··· Passage shown ···

Levelling a mage to 80 is no mean feat – it takes dedication, patience and practice to pull it off. This is especially true for the last twenty levels in Outland and Northrend, as instance groups are a rarity and solo questing is pretty much all that’s available. But once you’re at level cap there’s nowhere else to go except heroics and raids. This guide is intended to help you get ready to raid as quickly as possible.
Before We Begin
This guide assumes that you’re already a level 80 mage. If you’re currently looking to roll a new mage and level up to 80, I suggest you check out Psynister’s excellent levelling guides. Using these you should get to 80, but you’ll also pick up guidance on how the class works and how the mage talents contribute to the class mechanics.
This guide also focuses exclusively on the Arcane raiding spec. For other raiding specs I’d suggest checking out Empowered Fire’s guide to raiding in 3.3.3, or the info at Frost is the New Black or Spicytunas. Although Arcane is currently Flavour Of The Month, it’s worth being aware of other specs so that you can swap to them as the buffs and nerfs change things.
The final thing I should mention is that this guide is designed to get you started as a raiding Arcane mage. It doesn’t cover individual raid tactics or advanced strategies. For those, I’d reccomend the resources avaiable at the Elitist Jerks mage forums or the mage section of Epic Answers.
Mages are the typical glass cannon. They do a high amount of damage, but can only take very little punishment before falling over dead. As a result, your job is focused on doing two really simple tasks:
- Doing as much damage as you can, over as long a time as you can. As a raiding mage, you’re looking for consistency – there’s no point to being able to frontload your damage in the first ten seconds of a fight. Having a consistent DPS rate from the start to the end of the bossfight is what you’re looking for here. You also want to stretch your mana as far as it will go – this means that you need to have a healthy mana pool and know how to keep it topped up.
- Taking as little damage as possible. This means moving out of the bad stuff quickly and being very aware of what’s going on around you – dead mages don’t DPS. It also means knowing what spells you can use while you’re moving so that your DPS doesn’t plummet as soon as you start running around screaming. I’d also suggest having a good read of the healing tips for DPS, as we’re so fragile that getting on the good side of healers is strongly encouraged.
When getting any new character ready to raid, it’s worth spending time to freshen up the talent spec and glyphs. I’ve included a basic Arcane raiding talent spec below that’ll be useful for most fights. You might also want to have a look at it on the armoury.

···

- [Requirement 1]
Reproduce the stretch of the mage raiding guide from "This guide also" through "nerfs change things." word for word.

··· Record excerpts ···

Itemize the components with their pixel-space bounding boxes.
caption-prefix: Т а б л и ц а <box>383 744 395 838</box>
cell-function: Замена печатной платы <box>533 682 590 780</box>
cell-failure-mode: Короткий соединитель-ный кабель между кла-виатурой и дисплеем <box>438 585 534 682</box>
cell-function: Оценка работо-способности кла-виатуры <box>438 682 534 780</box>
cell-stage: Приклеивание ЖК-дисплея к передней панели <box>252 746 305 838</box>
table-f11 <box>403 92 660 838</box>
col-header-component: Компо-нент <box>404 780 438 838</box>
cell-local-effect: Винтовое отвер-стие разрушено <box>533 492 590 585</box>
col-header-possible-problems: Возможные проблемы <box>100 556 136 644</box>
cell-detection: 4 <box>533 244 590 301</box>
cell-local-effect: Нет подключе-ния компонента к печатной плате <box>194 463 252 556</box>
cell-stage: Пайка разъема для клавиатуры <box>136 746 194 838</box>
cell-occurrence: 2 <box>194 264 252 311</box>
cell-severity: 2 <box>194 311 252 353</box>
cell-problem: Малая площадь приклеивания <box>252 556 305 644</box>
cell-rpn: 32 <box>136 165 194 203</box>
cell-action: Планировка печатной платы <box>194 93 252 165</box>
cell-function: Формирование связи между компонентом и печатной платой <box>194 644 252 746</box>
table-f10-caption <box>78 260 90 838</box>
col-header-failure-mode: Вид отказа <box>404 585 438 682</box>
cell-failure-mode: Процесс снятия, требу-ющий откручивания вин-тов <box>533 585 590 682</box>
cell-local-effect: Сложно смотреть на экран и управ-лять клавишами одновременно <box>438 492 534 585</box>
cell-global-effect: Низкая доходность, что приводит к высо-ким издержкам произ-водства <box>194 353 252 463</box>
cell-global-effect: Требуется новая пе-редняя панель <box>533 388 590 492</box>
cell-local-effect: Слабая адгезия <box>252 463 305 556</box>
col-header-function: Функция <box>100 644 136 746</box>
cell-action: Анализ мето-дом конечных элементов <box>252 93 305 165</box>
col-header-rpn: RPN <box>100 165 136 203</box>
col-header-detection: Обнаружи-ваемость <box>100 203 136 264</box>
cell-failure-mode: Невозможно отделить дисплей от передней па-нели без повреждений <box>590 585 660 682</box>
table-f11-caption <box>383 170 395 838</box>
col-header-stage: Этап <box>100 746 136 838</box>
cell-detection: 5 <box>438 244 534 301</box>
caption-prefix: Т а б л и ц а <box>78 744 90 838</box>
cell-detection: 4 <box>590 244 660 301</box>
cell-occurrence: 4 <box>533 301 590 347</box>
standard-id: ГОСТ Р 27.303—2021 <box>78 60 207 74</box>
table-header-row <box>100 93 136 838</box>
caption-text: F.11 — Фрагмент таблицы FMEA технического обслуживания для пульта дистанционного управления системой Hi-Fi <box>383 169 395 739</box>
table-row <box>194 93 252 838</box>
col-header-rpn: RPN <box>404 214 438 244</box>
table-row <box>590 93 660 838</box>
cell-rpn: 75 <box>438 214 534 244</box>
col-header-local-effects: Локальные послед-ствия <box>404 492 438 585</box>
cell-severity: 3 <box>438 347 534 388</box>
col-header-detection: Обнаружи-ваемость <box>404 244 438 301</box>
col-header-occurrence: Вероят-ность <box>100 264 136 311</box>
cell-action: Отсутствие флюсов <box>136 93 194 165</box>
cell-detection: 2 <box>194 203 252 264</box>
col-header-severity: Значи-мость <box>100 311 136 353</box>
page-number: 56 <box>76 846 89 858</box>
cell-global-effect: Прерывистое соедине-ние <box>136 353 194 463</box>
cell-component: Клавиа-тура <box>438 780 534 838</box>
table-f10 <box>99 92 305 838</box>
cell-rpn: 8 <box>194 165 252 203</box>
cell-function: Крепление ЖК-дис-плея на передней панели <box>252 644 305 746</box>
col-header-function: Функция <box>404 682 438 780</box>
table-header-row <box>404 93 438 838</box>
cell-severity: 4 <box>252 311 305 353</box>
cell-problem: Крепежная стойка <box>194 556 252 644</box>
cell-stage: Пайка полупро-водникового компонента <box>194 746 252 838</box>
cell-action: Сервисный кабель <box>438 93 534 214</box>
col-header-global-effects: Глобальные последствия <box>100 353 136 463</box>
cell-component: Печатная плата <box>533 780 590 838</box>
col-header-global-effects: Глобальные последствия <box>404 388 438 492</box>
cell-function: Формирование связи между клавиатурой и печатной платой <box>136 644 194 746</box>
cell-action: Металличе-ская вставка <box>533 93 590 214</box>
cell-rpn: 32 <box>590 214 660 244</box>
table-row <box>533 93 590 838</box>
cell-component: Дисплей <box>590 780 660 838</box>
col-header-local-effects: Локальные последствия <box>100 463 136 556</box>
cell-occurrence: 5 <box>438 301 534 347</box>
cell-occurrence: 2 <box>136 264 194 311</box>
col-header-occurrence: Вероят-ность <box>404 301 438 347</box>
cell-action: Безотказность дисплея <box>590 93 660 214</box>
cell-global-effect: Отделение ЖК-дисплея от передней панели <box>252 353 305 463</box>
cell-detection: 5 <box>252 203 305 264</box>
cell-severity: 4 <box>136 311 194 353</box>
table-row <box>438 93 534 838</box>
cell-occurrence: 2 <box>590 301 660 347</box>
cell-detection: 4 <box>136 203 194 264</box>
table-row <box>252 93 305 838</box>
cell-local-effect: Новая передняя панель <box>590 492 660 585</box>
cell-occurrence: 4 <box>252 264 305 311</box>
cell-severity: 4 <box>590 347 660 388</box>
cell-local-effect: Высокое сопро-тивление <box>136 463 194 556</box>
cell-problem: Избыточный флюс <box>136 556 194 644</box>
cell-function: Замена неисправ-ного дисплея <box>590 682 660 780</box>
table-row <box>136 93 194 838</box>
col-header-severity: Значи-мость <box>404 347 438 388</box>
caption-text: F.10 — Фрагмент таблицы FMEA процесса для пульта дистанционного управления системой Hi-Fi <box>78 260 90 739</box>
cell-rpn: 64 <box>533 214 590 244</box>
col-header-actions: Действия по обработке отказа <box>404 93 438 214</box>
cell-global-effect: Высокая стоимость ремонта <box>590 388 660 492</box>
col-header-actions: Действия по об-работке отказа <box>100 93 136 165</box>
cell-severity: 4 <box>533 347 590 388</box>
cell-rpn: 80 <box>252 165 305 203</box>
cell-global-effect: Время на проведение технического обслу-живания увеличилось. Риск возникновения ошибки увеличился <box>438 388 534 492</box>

···

- [Requirement 2]
Write out the records unchanged, covering only the stretch from their first line through the line containing "table-f10-caption <box>78 260 90 838</box>", with both of those lines included.

- [Final result 1]
This guide also focuses exclusively on the Arcane raiding spec. For other raiding specs I’d suggest checking out Empowered Fire’s guide to raiding in 3.3.3, or the info at Frost is the New Black or Spicytunas. Although Arcane is currently Flavour Of The Month, it’s worth being aware of other specs so that you can swap to them as the buffs and nerfs change things.

- [Final result 2]
Itemize the components with their pixel-space bounding boxes.
caption-prefix: Т а б л и ц а <box>383 744 395 838</box>
cell-function: Замена печатной платы <box>533 682 590 780</box>
cell-failure-mode: Короткий соединитель-ный кабель между кла-виатурой и дисплеем <box>438 585 534 682</box>
cell-function: Оценка работо-способности кла-виатуры <box>438 682 534 780</box>
cell-stage: Приклеивание ЖК-дисплея к передней панели <box>252 746 305 838</box>
table-f11 <box>403 92 660 838</box>
col-header-component: Компо-нент <box>404 780 438 838</box>
cell-local-effect: Винтовое отвер-стие разрушено <box>533 492 590 585</box>
col-header-possible-problems: Возможные проблемы <box>100 556 136 644</box>
cell-detection: 4 <box>533 244 590 301</box>
cell-local-effect: Нет подключе-ния компонента к печатной плате <box>194 463 252 556</box>
cell-stage: Пайка разъема для клавиатуры <box>136 746 194 838</box>
cell-occurrence: 2 <box>194 264 252 311</box>
cell-severity: 2 <box>194 311 252 353</box>
cell-problem: Малая площадь приклеивания <box>252 556 305 644</box>
cell-rpn: 32 <box>136 165 194 203</box>
cell-action: Планировка печатной платы <box>194 93 252 165</box>
cell-function: Формирование связи между компонентом и печатной платой <box>194 644 252 746</box>
table-f10-caption <box>78 260 90 838</box>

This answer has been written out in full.